Reproduce the listing below verbatim, from its first line through the line that contains "entry-text: audiosysteem worden", with both of those lines included.

┏━━

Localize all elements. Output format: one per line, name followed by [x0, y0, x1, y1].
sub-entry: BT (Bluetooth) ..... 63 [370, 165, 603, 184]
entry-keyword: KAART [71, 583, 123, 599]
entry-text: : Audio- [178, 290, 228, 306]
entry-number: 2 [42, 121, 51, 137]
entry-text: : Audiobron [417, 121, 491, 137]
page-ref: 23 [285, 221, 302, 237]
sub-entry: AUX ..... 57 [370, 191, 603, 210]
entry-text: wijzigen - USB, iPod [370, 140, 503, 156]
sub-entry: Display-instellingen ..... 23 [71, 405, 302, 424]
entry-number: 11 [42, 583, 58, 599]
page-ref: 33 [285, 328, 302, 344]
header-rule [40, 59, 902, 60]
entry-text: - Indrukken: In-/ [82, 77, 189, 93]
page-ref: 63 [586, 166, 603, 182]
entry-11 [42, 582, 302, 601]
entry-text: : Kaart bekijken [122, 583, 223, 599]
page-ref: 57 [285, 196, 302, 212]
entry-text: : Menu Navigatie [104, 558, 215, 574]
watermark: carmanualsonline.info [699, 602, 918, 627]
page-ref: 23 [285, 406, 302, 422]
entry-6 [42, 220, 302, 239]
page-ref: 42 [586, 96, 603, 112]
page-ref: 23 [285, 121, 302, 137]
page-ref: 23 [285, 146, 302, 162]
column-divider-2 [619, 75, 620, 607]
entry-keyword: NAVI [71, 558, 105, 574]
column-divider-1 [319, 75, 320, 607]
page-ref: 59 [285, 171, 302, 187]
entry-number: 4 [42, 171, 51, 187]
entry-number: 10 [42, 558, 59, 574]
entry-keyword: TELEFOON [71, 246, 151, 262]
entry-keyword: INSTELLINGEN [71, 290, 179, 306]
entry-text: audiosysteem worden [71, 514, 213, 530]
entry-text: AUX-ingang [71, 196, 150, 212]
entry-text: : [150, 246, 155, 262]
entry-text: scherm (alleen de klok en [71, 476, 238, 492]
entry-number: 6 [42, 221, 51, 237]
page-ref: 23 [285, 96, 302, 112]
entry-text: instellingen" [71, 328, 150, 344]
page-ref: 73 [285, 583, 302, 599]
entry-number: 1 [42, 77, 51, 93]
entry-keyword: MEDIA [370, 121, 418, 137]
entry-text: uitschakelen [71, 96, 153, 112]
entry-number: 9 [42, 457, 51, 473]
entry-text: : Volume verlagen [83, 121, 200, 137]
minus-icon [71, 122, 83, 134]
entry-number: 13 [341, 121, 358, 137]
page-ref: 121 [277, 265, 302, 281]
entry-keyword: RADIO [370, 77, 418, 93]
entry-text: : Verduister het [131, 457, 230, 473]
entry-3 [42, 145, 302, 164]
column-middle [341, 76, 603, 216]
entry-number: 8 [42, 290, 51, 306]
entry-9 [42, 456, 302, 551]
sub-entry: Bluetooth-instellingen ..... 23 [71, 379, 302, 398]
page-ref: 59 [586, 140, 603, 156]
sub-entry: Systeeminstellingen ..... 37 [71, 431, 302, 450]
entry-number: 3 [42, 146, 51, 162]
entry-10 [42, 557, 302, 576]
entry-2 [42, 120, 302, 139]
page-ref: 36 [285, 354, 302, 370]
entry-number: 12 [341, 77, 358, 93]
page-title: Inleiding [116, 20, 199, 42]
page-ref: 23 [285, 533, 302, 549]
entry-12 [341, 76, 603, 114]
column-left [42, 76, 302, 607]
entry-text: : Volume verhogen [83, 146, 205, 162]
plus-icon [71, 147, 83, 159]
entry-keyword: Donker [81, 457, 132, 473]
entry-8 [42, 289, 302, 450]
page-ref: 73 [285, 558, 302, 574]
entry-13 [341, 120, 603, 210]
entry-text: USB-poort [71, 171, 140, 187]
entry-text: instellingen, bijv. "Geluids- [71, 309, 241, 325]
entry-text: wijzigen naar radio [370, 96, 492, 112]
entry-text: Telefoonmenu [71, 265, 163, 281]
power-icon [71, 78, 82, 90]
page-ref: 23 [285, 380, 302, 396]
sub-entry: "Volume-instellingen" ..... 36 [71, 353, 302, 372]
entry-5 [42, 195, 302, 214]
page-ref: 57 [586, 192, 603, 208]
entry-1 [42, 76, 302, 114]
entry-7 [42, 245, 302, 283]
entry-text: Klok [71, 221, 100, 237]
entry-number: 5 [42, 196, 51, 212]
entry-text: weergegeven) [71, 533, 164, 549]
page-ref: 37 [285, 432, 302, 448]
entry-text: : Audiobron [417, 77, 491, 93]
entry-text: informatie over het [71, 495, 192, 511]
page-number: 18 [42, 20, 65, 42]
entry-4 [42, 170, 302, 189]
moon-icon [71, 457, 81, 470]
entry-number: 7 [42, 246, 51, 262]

┗━━

→ **Solution to this task**
Localize all elements. Output format: one per line, name followed by [x0, y0, x1, y1].
sub-entry: BT (Bluetooth) ..... 63 [370, 165, 603, 184]
entry-keyword: KAART [71, 583, 123, 599]
entry-text: : Audio- [178, 290, 228, 306]
entry-number: 2 [42, 121, 51, 137]
entry-text: : Audiobron [417, 121, 491, 137]
page-ref: 23 [285, 221, 302, 237]
sub-entry: AUX ..... 57 [370, 191, 603, 210]
entry-text: wijzigen - USB, iPod [370, 140, 503, 156]
sub-entry: Display-instellingen ..... 23 [71, 405, 302, 424]
entry-number: 11 [42, 583, 58, 599]
page-ref: 33 [285, 328, 302, 344]
header-rule [40, 59, 902, 60]
entry-text: - Indrukken: In-/ [82, 77, 189, 93]
page-ref: 63 [586, 166, 603, 182]
entry-11 [42, 582, 302, 601]
entry-text: : Kaart bekijken [122, 583, 223, 599]
page-ref: 57 [285, 196, 302, 212]
entry-text: : Menu Navigatie [104, 558, 215, 574]
watermark: carmanualsonline.info [699, 602, 918, 627]
page-ref: 23 [285, 406, 302, 422]
entry-6 [42, 220, 302, 239]
page-ref: 42 [586, 96, 603, 112]
page-ref: 23 [285, 121, 302, 137]
page-ref: 23 [285, 146, 302, 162]
column-divider-2 [619, 75, 620, 607]
entry-keyword: NAVI [71, 558, 105, 574]
column-divider-1 [319, 75, 320, 607]
page-ref: 59 [285, 171, 302, 187]
entry-number: 4 [42, 171, 51, 187]
entry-number: 10 [42, 558, 59, 574]
entry-keyword: TELEFOON [71, 246, 151, 262]
entry-keyword: INSTELLINGEN [71, 290, 179, 306]
entry-text: audiosysteem worden [71, 514, 213, 530]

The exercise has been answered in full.